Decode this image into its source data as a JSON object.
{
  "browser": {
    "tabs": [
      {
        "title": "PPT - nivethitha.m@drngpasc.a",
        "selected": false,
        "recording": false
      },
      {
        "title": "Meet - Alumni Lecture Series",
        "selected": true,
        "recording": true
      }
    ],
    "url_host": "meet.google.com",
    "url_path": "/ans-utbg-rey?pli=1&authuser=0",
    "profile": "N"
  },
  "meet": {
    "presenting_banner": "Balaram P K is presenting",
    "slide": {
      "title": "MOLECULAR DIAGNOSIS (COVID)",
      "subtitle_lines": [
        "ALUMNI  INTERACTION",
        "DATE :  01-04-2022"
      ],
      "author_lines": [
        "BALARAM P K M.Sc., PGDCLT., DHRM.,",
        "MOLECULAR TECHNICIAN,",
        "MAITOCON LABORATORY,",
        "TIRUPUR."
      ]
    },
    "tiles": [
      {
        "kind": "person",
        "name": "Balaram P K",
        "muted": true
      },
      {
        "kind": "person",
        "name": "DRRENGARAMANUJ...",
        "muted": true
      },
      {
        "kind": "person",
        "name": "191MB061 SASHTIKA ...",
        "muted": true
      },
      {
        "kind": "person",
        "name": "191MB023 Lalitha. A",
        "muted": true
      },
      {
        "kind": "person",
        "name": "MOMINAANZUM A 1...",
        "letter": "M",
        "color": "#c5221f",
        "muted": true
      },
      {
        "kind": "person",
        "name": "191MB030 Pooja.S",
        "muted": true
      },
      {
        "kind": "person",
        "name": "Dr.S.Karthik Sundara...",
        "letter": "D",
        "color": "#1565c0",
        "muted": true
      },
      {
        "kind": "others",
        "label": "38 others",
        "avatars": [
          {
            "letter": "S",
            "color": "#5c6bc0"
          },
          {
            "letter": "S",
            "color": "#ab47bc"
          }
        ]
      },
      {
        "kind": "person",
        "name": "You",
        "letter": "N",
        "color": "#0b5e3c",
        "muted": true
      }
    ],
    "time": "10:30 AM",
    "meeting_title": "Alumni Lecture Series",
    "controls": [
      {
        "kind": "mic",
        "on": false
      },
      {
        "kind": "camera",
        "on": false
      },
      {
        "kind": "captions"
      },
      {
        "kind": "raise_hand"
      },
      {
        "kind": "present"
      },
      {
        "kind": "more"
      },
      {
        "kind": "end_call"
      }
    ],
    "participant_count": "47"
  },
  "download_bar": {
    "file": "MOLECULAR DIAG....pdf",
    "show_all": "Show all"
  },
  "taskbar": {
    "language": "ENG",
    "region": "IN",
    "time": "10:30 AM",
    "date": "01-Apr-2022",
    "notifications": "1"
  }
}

→ **Task brief**
Print all of the entries exactly as they appear.

→ **Expected output**
Decode this image into its source data as a JSON object.
{
  "browser": {
    "tabs": [
      {
        "title": "PPT - nivethitha.m@drngpasc.a",
        "selected": false,
        "recording": false
      },
      {
        "title": "Meet - Alumni Lecture Series",
        "selected": true,
        "recording": true
      }
    ],
    "url_host": "meet.google.com",
    "url_path": "/ans-utbg-rey?pli=1&authuser=0",
    "profile": "N"
  },
  "meet": {
    "presenting_banner": "Balaram P K is presenting",
    "slide": {
      "title": "MOLECULAR DIAGNOSIS (COVID)",
      "subtitle_lines": [
        "ALUMNI  INTERACTION",
        "DATE :  01-04-2022"
      ],
      "author_lines": [
        "BALARAM P K M.Sc., PGDCLT., DHRM.,",
        "MOLECULAR TECHNICIAN,",
        "MAITOCON LABORATORY,",
        "TIRUPUR."
      ]
    },
    "tiles": [
      {
        "kind": "person",
        "name": "Balaram P K",
        "muted": true
      },
      {
        "kind": "person",
        "name": "DRRENGARAMANUJ...",
        "muted": true
      },
      {
        "kind": "person",
        "name": "191MB061 SASHTIKA ...",
        "muted": true
      },
      {
        "kind": "person",
        "name": "191MB023 Lalitha. A",
        "muted": true
      },
      {
        "kind": "person",
        "name": "MOMINAANZUM A 1...",
        "letter": "M",
        "color": "#c5221f",
        "muted": true
      },
      {
        "kind": "person",
        "name": "191MB030 Pooja.S",
        "muted": true
      },
      {
        "kind": "person",
        "name": "Dr.S.Karthik Sundara...",
        "letter": "D",
        "color": "#1565c0",
        "muted": true
      },
      {
        "kind": "others",
        "label": "38 others",
        "avatars": [
          {
            "letter": "S",
            "color": "#5c6bc0"
          },
          {
            "letter": "S",
            "color": "#ab47bc"
          }
        ]
      },
      {
        "kind": "person",
        "name": "You",
        "letter": "N",
        "color": "#0b5e3c",
        "muted": true
      }
    ],
    "time": "10:30 AM",
    "meeting_title": "Alumni Lecture Series",
    "controls": [
      {
        "kind": "mic",
        "on": false
      },
      {
        "kind": "camera",
        "on": false
      },
      {
        "kind": "captions"
      },
      {
        "kind": "raise_hand"
      },
      {
        "kind": "present"
      },
      {
        "kind": "more"
      },
      {
        "kind": "end_call"
      }
    ],
    "participant_count": "47"
  },
  "download_bar": {
    "file": "MOLECULAR DIAG....pdf",
    "show_all": "Show all"
  },
  "taskbar": {
    "language": "ENG",
    "region": "IN",
    "time": "10:30 AM",
    "date": "01-Apr-2022",
    "notifications": "1"
  }
}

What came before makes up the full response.